[Stored entries]
□ □ □ □
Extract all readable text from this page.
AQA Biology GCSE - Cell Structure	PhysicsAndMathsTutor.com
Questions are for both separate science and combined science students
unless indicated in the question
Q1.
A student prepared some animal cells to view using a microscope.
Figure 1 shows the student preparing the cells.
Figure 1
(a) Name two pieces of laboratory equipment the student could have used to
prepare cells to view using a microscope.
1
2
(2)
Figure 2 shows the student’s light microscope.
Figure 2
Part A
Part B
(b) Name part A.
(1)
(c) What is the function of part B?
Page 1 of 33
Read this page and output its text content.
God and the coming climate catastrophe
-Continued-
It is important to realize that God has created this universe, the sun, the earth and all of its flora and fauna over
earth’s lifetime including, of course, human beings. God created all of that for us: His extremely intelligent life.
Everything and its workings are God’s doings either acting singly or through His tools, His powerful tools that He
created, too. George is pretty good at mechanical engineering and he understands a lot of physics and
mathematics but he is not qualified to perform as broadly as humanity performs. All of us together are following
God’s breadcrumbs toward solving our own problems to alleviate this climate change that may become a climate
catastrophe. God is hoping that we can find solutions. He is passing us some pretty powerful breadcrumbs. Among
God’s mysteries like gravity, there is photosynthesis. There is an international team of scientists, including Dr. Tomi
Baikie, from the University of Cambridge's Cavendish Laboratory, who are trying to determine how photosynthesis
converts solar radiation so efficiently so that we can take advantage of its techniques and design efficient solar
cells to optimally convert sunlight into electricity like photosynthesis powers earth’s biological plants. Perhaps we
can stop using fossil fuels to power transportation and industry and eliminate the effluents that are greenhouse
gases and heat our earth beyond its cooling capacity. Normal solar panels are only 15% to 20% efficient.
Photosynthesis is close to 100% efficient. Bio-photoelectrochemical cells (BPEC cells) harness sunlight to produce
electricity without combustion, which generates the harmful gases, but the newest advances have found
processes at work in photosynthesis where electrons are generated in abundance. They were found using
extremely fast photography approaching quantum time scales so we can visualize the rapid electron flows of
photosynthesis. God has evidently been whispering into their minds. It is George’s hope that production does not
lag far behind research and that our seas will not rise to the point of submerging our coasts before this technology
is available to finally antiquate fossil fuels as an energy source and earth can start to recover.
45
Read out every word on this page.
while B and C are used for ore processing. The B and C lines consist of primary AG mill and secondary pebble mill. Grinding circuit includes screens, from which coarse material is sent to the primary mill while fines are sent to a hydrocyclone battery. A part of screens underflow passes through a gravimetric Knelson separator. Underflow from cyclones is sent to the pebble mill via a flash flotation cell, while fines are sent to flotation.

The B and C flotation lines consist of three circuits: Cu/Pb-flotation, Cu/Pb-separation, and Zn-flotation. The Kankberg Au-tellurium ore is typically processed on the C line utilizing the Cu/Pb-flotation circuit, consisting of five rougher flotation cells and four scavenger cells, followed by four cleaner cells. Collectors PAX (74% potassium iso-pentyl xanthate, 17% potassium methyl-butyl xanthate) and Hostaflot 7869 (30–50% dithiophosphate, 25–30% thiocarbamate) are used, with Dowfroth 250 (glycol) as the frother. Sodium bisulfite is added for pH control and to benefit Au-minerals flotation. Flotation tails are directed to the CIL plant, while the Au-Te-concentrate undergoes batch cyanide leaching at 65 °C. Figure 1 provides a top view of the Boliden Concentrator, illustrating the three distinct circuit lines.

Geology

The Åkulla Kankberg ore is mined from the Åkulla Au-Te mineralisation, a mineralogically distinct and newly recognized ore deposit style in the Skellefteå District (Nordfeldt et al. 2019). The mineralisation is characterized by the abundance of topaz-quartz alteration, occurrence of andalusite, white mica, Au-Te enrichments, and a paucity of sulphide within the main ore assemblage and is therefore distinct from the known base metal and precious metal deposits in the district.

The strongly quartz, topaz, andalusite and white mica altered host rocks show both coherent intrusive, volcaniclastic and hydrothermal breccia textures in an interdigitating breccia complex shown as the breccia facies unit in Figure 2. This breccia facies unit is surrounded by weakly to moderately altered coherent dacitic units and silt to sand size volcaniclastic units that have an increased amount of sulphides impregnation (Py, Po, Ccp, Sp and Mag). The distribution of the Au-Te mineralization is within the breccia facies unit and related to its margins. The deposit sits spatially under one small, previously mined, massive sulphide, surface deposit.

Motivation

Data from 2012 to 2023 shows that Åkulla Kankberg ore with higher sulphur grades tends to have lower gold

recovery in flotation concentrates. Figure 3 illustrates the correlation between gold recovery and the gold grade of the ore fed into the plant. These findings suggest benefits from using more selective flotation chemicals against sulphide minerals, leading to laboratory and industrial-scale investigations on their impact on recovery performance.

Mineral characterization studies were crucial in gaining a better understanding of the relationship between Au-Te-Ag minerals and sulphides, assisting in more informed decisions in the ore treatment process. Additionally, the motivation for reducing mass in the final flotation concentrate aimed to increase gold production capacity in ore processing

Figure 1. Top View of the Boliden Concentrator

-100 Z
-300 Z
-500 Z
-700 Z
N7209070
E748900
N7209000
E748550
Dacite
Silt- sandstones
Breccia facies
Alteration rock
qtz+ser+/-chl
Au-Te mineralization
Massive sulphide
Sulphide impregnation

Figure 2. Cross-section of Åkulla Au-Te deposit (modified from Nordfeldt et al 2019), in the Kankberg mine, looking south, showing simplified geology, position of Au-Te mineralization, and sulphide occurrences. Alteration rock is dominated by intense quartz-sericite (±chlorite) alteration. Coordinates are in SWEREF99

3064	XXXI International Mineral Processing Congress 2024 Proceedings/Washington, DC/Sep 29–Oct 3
□ □ □ □
Task description.
Would you please give the data above again, exactly as it appears?

Response area.
Extract all readable text from this page.
AQA Biology GCSE - Cell Structure	PhysicsAndMathsTutor.com
Questions are for both separate science and combined science students
unless indicated in the question
Q1.
A student prepared some animal cells to view using a microscope.
Figure 1 shows the student preparing the cells.
Figure 1
(a) Name two pieces of laboratory equipment the student could have used to
prepare cells to view using a microscope.
1
2
(2)
Figure 2 shows the student’s light microscope.
Figure 2
Part A
Part B
(b) Name part A.
(1)
(c) What is the function of part B?
Page 1 of 33
Read this page and output its text content.
God and the coming climate catastrophe
-Continued-
It is important to realize that God has created this universe, the sun, the earth and all of its flora and fauna over
earth’s lifetime including, of course, human beings. God created all of that for us: His extremely intelligent life.
Everything and its workings are God’s doings either acting singly or through His tools, His powerful tools that He
created, too. George is pretty good at mechanical engineering and he understands a lot of physics and
mathematics but he is not qualified to perform as broadly as humanity performs. All of us together are following
God’s breadcrumbs toward solving our own problems to alleviate this climate change that may become a climate
catastrophe. God is hoping that we can find solutions. He is passing us some pretty powerful breadcrumbs. Among
God’s mysteries like gravity, there is photosynthesis. There is an international team of scientists, including Dr. Tomi
Baikie, from the University of Cambridge's Cavendish Laboratory, who are trying to determine how photosynthesis
converts solar radiation so efficiently so that we can take advantage of its techniques and design efficient solar
cells to optimally convert sunlight into electricity like photosynthesis powers earth’s biological plants. Perhaps we
can stop using fossil fuels to power transportation and industry and eliminate the effluents that are greenhouse
gases and heat our earth beyond its cooling capacity. Normal solar panels are only 15% to 20% efficient.
Photosynthesis is close to 100% efficient. Bio-photoelectrochemical cells (BPEC cells) harness sunlight to produce
electricity without combustion, which generates the harmful gases, but the newest advances have found
processes at work in photosynthesis where electrons are generated in abundance. They were found using
extremely fast photography approaching quantum time scales so we can visualize the rapid electron flows of
photosynthesis. God has evidently been whispering into their minds. It is George’s hope that production does not
lag far behind research and that our seas will not rise to the point of submerging our coasts before this technology
is available to finally antiquate fossil fuels as an energy source and earth can start to recover.
45
Read out every word on this page.
while B and C are used for ore processing. The B and C lines consist of primary AG mill and secondary pebble mill. Grinding circuit includes screens, from which coarse material is sent to the primary mill while fines are sent to a hydrocyclone battery. A part of screens underflow passes through a gravimetric Knelson separator. Underflow from cyclones is sent to the pebble mill via a flash flotation cell, while fines are sent to flotation.

The B and C flotation lines consist of three circuits: Cu/Pb-flotation, Cu/Pb-separation, and Zn-flotation. The Kankberg Au-tellurium ore is typically processed on the C line utilizing the Cu/Pb-flotation circuit, consisting of five rougher flotation cells and four scavenger cells, followed by four cleaner cells. Collectors PAX (74% potassium iso-pentyl xanthate, 17% potassium methyl-butyl xanthate) and Hostaflot 7869 (30–50% dithiophosphate, 25–30% thiocarbamate) are used, with Dowfroth 250 (glycol) as the frother. Sodium bisulfite is added for pH control and to benefit Au-minerals flotation. Flotation tails are directed to the CIL plant, while the Au-Te-concentrate undergoes batch cyanide leaching at 65 °C. Figure 1 provides a top view of the Boliden Concentrator, illustrating the three distinct circuit lines.

Geology

The Åkulla Kankberg ore is mined from the Åkulla Au-Te mineralisation, a mineralogically distinct and newly recognized ore deposit style in the Skellefteå District (Nordfeldt et al. 2019). The mineralisation is characterized by the abundance of topaz-quartz alteration, occurrence of andalusite, white mica, Au-Te enrichments, and a paucity of sulphide within the main ore assemblage and is therefore distinct from the known base metal and precious metal deposits in the district.

The strongly quartz, topaz, andalusite and white mica altered host rocks show both coherent intrusive, volcaniclastic and hydrothermal breccia textures in an interdigitating breccia complex shown as the breccia facies unit in Figure 2. This breccia facies unit is surrounded by weakly to moderately altered coherent dacitic units and silt to sand size volcaniclastic units that have an increased amount of sulphides impregnation (Py, Po, Ccp, Sp and Mag). The distribution of the Au-Te mineralization is within the breccia facies unit and related to its margins. The deposit sits spatially under one small, previously mined, massive sulphide, surface deposit.

Motivation

Data from 2012 to 2023 shows that Åkulla Kankberg ore with higher sulphur grades tends to have lower gold

recovery in flotation concentrates. Figure 3 illustrates the correlation between gold recovery and the gold grade of the ore fed into the plant. These findings suggest benefits from using more selective flotation chemicals against sulphide minerals, leading to laboratory and industrial-scale investigations on their impact on recovery performance.

Mineral characterization studies were crucial in gaining a better understanding of the relationship between Au-Te-Ag minerals and sulphides, assisting in more informed decisions in the ore treatment process. Additionally, the motivation for reducing mass in the final flotation concentrate aimed to increase gold production capacity in ore processing

Figure 1. Top View of the Boliden Concentrator

-100 Z
-300 Z
-500 Z
-700 Z
N7209070
E748900
N7209000
E748550
Dacite
Silt- sandstones
Breccia facies
Alteration rock
qtz+ser+/-chl
Au-Te mineralization
Massive sulphide
Sulphide impregnation

Figure 2. Cross-section of Åkulla Au-Te deposit (modified from Nordfeldt et al 2019), in the Kankberg mine, looking south, showing simplified geology, position of Au-Te mineralization, and sulphide occurrences. Alteration rock is dominated by intense quartz-sericite (±chlorite) alteration. Coordinates are in SWEREF99

3064	XXXI International Mineral Processing Congress 2024 Proceedings/Washington, DC/Sep 29–Oct 3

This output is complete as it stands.